*DO THIS*. Tally every line of the listing below that holds "screenshot", then give the tally alone.

--- begin SOURCE DATA ---

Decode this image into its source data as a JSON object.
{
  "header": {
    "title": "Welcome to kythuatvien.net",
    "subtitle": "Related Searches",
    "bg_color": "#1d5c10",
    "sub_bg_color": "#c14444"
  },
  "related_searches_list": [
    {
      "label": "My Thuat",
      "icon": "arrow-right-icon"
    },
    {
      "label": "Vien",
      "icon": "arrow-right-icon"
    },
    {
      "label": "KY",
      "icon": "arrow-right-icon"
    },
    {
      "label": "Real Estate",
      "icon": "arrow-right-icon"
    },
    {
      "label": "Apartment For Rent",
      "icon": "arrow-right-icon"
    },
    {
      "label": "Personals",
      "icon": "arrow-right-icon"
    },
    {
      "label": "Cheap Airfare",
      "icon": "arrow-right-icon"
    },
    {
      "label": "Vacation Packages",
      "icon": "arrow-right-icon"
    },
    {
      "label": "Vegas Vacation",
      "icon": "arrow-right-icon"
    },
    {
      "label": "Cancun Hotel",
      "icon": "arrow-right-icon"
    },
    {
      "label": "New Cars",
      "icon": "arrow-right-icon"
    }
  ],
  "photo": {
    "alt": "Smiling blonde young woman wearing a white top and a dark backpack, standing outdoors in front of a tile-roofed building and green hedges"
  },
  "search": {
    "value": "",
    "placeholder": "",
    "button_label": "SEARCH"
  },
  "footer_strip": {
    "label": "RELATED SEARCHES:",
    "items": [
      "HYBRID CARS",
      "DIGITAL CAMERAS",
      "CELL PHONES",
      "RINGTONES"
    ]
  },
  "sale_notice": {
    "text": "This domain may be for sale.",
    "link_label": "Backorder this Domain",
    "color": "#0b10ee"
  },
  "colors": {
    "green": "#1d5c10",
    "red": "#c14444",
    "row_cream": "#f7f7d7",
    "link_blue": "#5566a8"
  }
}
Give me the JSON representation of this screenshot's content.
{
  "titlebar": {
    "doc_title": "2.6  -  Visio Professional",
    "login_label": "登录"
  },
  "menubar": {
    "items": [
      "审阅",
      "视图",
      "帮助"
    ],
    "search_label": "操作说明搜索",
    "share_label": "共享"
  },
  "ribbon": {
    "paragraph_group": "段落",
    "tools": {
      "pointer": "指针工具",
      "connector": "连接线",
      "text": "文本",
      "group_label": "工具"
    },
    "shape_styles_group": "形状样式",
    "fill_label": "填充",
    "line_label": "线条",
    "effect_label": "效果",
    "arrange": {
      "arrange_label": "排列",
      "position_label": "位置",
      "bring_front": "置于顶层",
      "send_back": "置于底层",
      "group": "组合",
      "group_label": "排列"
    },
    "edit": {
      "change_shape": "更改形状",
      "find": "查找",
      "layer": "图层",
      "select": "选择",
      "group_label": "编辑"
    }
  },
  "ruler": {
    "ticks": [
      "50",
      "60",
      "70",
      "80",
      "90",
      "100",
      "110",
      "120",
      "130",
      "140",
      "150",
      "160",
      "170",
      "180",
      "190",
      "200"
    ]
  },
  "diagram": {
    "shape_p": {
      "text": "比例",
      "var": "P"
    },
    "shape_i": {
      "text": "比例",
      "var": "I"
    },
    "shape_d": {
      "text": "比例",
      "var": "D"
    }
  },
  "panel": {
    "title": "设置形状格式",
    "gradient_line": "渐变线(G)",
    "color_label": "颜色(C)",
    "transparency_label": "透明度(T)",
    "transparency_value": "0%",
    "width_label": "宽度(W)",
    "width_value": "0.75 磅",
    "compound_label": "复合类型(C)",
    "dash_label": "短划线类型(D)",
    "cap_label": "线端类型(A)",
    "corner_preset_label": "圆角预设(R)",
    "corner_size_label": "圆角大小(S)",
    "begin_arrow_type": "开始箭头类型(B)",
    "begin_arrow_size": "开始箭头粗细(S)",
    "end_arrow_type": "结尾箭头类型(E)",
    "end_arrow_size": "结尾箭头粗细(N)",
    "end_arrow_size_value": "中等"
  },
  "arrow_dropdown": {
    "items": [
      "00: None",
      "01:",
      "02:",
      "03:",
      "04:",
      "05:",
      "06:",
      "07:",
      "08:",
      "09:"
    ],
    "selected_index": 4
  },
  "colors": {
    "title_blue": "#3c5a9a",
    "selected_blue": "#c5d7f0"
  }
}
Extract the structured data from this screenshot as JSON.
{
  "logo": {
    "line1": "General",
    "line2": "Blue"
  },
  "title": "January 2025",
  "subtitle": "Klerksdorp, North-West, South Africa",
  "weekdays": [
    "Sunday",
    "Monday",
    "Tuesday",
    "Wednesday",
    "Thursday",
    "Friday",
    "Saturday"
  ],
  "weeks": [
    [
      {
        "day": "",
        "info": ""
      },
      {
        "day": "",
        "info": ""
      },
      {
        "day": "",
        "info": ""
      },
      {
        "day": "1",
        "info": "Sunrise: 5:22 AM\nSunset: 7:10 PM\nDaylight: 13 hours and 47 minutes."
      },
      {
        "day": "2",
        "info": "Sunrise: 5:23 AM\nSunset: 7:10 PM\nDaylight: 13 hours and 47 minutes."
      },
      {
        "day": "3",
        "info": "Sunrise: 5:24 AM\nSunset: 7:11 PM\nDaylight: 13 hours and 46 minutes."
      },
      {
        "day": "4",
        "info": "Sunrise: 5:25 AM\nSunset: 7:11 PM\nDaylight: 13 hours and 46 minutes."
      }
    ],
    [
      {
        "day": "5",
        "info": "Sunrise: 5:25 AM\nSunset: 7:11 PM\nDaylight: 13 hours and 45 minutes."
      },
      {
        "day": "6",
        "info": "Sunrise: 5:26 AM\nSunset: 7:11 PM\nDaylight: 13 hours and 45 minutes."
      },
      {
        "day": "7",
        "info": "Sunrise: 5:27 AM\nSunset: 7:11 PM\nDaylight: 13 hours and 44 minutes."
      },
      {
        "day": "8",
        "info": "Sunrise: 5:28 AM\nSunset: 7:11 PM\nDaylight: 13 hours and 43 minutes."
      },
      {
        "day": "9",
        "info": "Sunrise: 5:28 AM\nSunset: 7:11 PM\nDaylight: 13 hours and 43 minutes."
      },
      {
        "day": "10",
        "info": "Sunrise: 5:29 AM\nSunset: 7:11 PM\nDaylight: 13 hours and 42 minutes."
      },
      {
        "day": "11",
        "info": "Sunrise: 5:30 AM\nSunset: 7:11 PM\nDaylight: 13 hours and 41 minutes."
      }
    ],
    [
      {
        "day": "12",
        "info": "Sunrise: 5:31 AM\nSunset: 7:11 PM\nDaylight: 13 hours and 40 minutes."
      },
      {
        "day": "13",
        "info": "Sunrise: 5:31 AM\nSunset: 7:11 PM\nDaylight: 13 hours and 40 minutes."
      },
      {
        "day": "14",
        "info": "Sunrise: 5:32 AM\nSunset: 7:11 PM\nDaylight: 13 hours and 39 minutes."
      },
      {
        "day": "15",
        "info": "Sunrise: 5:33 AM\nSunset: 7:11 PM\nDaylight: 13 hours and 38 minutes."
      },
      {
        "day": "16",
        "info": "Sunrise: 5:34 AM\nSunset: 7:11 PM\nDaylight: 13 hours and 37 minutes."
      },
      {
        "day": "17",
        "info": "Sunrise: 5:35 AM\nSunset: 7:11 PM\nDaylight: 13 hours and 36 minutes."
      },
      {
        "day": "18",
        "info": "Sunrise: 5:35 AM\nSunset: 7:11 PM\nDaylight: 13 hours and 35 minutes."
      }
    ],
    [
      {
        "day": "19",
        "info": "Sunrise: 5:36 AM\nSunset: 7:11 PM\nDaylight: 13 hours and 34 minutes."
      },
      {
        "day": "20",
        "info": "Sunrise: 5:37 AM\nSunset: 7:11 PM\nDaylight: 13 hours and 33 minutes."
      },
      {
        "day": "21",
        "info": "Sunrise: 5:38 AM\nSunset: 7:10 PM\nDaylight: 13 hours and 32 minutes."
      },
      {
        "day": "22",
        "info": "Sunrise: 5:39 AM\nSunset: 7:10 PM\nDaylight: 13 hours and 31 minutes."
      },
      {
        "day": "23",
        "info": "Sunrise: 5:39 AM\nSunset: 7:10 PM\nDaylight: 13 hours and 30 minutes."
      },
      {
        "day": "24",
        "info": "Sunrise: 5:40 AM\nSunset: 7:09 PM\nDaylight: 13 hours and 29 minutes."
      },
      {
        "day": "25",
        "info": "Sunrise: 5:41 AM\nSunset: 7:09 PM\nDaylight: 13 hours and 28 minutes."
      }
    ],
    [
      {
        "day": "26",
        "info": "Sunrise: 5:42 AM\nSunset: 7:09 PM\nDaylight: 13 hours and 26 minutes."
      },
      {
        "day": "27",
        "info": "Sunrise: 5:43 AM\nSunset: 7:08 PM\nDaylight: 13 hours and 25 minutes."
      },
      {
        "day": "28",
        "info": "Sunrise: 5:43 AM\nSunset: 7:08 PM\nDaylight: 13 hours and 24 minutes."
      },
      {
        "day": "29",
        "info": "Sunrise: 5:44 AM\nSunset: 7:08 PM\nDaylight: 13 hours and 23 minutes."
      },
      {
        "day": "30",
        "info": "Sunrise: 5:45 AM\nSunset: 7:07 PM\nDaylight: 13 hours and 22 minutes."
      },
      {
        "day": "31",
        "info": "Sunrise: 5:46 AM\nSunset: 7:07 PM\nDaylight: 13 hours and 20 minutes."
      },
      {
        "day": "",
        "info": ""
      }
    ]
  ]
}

--- end SOURCE DATA ---

*TASK ANSWER*. 2